§ RAW DATA
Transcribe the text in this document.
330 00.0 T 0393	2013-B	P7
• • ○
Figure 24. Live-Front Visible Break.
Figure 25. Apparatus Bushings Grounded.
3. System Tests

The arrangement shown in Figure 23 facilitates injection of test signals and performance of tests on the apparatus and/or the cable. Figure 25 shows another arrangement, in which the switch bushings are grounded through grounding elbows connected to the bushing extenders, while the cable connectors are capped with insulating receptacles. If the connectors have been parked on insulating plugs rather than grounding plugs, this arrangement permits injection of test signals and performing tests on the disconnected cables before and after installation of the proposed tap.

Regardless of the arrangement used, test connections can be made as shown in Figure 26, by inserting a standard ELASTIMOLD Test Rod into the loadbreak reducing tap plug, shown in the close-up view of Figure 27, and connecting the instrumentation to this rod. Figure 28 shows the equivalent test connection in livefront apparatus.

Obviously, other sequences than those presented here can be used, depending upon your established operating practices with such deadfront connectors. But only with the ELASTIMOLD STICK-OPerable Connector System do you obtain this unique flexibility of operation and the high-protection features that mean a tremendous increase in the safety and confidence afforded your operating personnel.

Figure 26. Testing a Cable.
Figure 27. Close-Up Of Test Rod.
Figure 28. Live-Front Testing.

§ THE EXERCISE
Copy out all of the records above with nothing altered.

§ RESPONSE TO THIS EXERCISE
Transcribe the text in this document.
330 00.0 T 0393	2013-B	P7
• • ○
Figure 24. Live-Front Visible Break.
Figure 25. Apparatus Bushings Grounded.
3. System Tests

The arrangement shown in Figure 23 facilitates injection of test signals and performance of tests on the apparatus and/or the cable. Figure 25 shows another arrangement, in which the switch bushings are grounded through grounding elbows connected to the bushing extenders, while the cable connectors are capped with insulating receptacles. If the connectors have been parked on insulating plugs rather than grounding plugs, this arrangement permits injection of test signals and performing tests on the disconnected cables before and after installation of the proposed tap.

Regardless of the arrangement used, test connections can be made as shown in Figure 26, by inserting a standard ELASTIMOLD Test Rod into the loadbreak reducing tap plug, shown in the close-up view of Figure 27, and connecting the instrumentation to this rod. Figure 28 shows the equivalent test connection in livefront apparatus.

Obviously, other sequences than those presented here can be used, depending upon your established operating practices with such deadfront connectors. But only with the ELASTIMOLD STICK-OPerable Connector System do you obtain this unique flexibility of operation and the high-protection features that mean a tremendous increase in the safety and confidence afforded your operating personnel.

Figure 26. Testing a Cable.
Figure 27. Close-Up Of Test Rod.
Figure 28. Live-Front Testing.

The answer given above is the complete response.